Reproduce the stretch of the Newton's method passage from "Unfortunately, Newton's method" through "approximation of the zero.".

**Source document**
::::
Unfortunately, Newton's method does not necessarily converge from any point. It
can fail if the derivative it uses to compute the next approximation evaluates
to zero, or it can simply fail to converge. If Newton's method started at some
point does not converge (we say that we have failed to converge if we have gone
through 500 iterations of Newton's method without reaching a zero) you must
store this as the key instead of the position of the zero. (Hint: the option
type is useful here). There are some helper functions in Util that should be
useful in implementing the mapper. Among these, we provide a type
complex
which is a record
along with all of the functions over complex numbers that are necessary to find
the approximation of the zero.
As usual, the combine phase will simply group together all the (starting point, number of iterations) pairs that share a zero as a key. The reduce phase should normalize the number of iterations to the range (0,1) so that it is convenient for drawing the fractal. One simple strategy for doing this is to divide the number of iterations associated with each point by some number greater than the maximum number of iterations for any point that causes Newton's method to converge to that zero. All points that do not result in convergence to any zero should be normalized to precisely 1.
::::
[Page layout parsing data]
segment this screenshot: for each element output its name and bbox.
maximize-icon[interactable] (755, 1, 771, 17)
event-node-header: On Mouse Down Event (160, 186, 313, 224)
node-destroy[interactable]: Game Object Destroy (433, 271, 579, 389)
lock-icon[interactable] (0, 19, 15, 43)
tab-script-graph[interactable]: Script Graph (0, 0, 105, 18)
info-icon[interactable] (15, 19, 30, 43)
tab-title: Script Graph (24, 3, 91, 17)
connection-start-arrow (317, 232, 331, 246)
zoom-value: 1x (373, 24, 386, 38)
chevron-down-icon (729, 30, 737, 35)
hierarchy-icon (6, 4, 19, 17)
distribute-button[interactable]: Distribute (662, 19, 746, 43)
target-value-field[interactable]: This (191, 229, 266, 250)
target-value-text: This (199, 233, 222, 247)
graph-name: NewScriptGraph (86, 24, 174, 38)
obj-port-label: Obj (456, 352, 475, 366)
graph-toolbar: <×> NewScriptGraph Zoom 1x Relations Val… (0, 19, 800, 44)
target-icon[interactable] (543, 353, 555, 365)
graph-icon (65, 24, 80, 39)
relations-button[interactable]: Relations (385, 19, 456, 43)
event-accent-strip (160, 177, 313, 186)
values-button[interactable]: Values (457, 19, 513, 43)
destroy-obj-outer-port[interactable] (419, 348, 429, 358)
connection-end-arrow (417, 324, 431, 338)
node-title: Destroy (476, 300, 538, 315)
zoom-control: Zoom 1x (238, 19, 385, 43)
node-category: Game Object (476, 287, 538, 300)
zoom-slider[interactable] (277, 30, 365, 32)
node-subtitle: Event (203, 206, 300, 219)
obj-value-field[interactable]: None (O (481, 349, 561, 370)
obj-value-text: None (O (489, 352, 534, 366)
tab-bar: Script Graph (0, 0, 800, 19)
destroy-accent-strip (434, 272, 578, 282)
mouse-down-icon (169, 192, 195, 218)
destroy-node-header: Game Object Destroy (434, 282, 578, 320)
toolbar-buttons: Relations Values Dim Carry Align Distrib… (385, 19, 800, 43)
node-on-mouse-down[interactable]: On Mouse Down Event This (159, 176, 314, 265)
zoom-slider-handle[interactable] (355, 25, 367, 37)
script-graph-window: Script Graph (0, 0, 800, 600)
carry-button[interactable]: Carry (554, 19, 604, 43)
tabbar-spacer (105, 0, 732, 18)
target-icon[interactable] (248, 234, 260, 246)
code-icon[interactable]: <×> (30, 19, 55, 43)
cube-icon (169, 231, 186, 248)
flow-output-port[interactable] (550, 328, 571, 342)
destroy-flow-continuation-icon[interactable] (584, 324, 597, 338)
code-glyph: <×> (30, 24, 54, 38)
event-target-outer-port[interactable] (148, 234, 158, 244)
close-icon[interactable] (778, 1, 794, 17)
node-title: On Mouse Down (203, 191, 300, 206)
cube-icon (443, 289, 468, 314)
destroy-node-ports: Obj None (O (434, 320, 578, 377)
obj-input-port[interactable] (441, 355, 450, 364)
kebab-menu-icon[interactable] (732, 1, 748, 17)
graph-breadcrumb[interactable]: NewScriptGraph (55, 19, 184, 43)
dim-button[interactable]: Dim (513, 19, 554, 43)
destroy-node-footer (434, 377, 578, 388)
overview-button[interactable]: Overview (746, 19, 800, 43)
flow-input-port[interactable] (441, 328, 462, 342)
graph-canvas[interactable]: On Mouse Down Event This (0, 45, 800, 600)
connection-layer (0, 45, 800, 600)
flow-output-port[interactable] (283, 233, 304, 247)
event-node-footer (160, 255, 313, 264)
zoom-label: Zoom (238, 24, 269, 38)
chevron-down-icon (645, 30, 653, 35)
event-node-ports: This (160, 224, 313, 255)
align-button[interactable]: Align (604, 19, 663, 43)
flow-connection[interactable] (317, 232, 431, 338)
::::
**Exercise response**
Unfortunately, Newton's method does not necessarily converge from any point. It
can fail if the derivative it uses to compute the next approximation evaluates
to zero, or it can simply fail to converge. If Newton's method started at some
point does not converge (we say that we have failed to converge if we have gone
through 500 iterations of Newton's method without reaching a zero) you must
store this as the key instead of the position of the zero. (Hint: the option
type is useful here). There are some helper functions in Util that should be
useful in implementing the mapper. Among these, we provide a type
complex
which is a record
along with all of the functions over complex numbers that are necessary to find
the approximation of the zero.